Collection entries

○ ○ ○

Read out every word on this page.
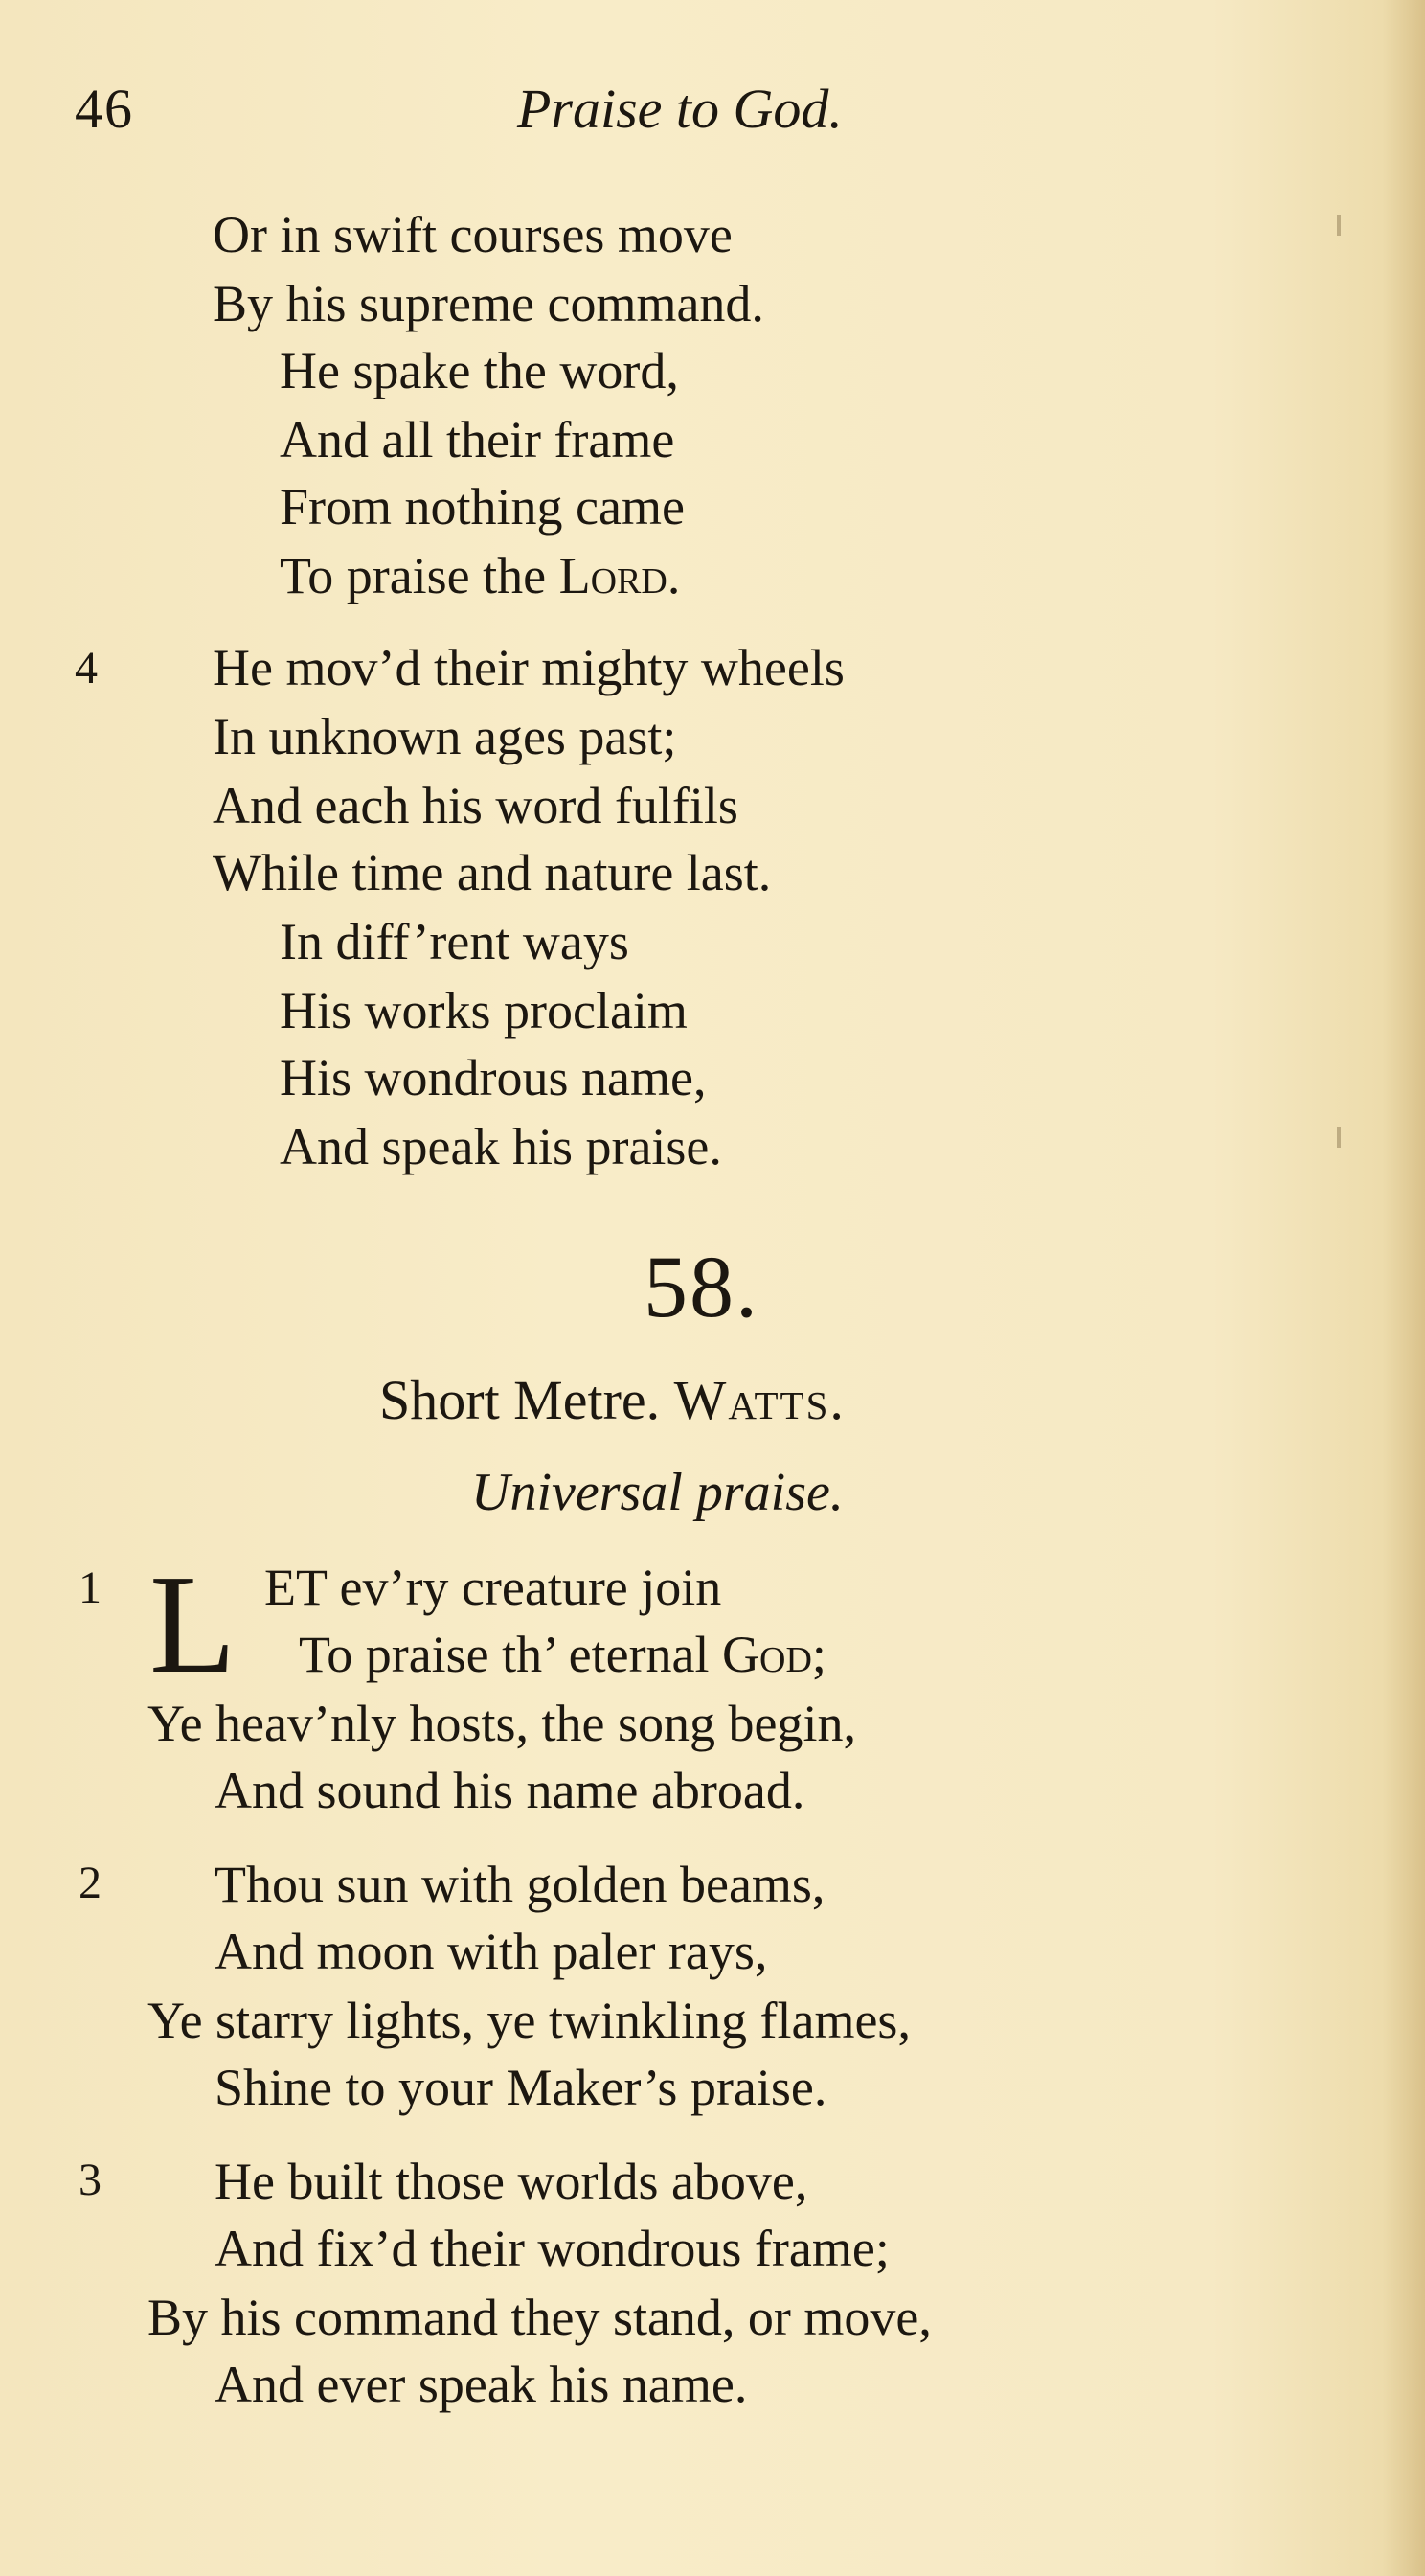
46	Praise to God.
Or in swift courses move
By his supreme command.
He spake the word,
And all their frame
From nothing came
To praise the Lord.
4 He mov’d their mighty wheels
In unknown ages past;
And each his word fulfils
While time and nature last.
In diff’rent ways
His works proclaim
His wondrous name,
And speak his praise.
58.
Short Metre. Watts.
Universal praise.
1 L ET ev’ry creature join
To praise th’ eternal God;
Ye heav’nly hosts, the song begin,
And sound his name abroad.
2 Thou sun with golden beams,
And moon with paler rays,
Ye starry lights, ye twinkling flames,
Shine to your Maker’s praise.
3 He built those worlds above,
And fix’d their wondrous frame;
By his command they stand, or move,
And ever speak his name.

○ ○ ○

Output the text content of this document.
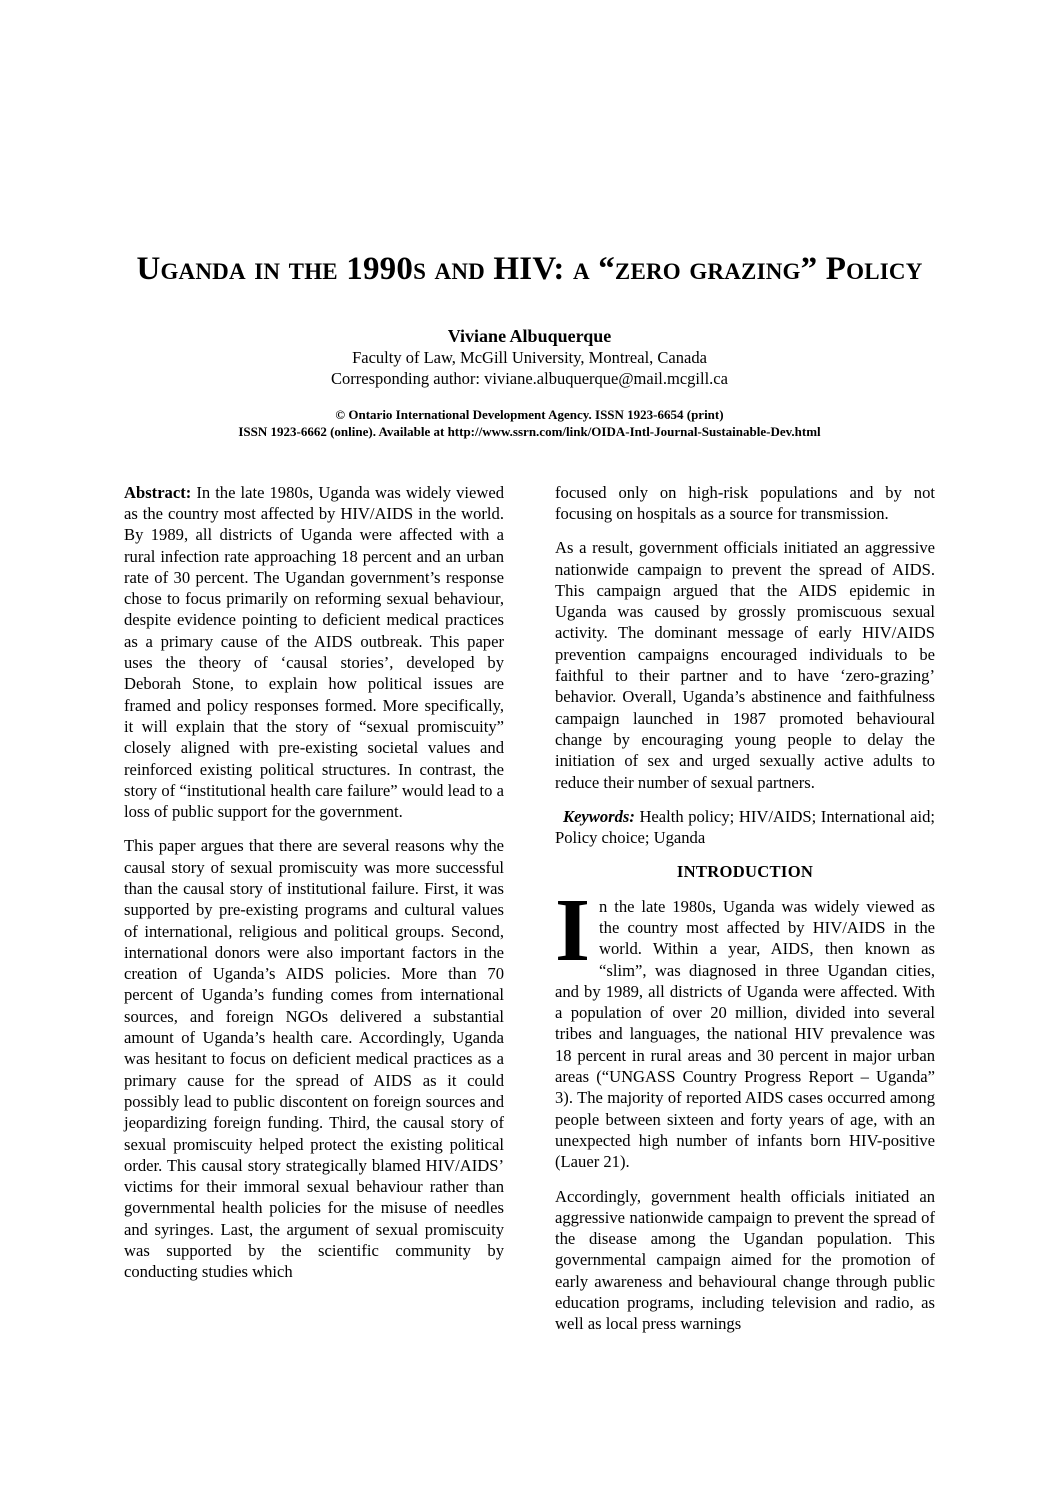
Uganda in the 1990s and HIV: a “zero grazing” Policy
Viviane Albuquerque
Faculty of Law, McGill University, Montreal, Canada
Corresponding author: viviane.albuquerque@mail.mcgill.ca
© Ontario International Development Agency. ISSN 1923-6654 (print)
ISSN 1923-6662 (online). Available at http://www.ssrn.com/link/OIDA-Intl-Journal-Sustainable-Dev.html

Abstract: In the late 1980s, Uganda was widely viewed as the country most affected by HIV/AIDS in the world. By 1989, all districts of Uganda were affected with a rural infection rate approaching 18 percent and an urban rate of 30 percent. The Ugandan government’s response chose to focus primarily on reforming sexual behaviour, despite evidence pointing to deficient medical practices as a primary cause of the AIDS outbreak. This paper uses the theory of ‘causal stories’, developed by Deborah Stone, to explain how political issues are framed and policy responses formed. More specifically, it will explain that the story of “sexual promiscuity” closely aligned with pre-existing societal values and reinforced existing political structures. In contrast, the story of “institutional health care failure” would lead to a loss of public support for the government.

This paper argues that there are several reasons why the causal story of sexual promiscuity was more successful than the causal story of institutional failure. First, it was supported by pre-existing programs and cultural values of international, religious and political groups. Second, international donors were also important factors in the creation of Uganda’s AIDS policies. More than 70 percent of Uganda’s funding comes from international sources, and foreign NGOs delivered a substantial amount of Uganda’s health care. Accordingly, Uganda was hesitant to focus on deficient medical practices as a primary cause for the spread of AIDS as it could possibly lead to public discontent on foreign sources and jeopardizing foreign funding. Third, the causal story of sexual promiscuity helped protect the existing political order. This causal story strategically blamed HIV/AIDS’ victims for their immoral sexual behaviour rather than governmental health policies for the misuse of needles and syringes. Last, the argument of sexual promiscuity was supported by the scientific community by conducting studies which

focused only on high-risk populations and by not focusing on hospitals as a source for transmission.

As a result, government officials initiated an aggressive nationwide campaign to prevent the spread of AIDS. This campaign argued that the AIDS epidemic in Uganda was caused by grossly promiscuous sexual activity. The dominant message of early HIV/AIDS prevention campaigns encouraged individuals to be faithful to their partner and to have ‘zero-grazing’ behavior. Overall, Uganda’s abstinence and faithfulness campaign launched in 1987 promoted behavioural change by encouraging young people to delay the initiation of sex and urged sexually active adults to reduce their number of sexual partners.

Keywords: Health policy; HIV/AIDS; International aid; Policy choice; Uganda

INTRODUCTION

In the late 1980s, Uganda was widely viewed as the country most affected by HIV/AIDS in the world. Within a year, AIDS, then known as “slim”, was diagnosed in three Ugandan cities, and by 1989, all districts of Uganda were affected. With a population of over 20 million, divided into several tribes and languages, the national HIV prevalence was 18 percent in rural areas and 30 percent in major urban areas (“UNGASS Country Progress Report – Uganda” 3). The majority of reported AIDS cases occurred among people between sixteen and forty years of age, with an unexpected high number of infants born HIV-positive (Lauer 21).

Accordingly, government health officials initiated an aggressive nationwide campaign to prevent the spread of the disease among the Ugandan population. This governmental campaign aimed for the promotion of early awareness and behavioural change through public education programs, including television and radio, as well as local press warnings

○ ○ ○

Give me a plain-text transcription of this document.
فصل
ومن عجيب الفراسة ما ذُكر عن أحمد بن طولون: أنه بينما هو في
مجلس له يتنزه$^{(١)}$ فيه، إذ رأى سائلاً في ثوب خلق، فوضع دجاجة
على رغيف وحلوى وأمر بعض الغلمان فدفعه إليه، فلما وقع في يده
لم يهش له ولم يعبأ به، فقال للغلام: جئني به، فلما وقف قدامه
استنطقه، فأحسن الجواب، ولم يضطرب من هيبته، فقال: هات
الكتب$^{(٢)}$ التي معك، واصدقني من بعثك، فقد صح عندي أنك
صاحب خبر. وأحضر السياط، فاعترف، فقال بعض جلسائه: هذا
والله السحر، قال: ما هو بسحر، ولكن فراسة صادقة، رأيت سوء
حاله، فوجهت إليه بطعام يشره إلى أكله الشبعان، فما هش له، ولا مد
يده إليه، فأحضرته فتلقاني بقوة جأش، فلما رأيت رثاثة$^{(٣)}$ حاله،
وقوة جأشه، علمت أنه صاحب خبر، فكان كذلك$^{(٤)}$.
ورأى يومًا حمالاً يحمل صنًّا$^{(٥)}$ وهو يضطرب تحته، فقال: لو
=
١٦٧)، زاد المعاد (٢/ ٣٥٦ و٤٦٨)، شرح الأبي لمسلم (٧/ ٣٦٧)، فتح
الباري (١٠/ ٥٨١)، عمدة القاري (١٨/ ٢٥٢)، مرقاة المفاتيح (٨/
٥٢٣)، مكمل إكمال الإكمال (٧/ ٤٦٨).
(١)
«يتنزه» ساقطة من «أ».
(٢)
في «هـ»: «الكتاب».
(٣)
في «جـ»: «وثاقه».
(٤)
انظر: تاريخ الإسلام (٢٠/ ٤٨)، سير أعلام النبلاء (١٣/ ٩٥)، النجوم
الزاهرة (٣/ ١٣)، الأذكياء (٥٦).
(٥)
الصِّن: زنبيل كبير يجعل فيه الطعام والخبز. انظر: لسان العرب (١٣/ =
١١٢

○ ○ ○

Filter lines by "يضطرب" and return each hit.

THE COMPLETED TASK —
استنطقه، فأحسن الجواب، ولم يضطرب من هيبته، فقال: هات
ورأى يومًا حمالاً يحمل صنًّا$^{(٥)}$ وهو يضطرب تحته، فقال: لو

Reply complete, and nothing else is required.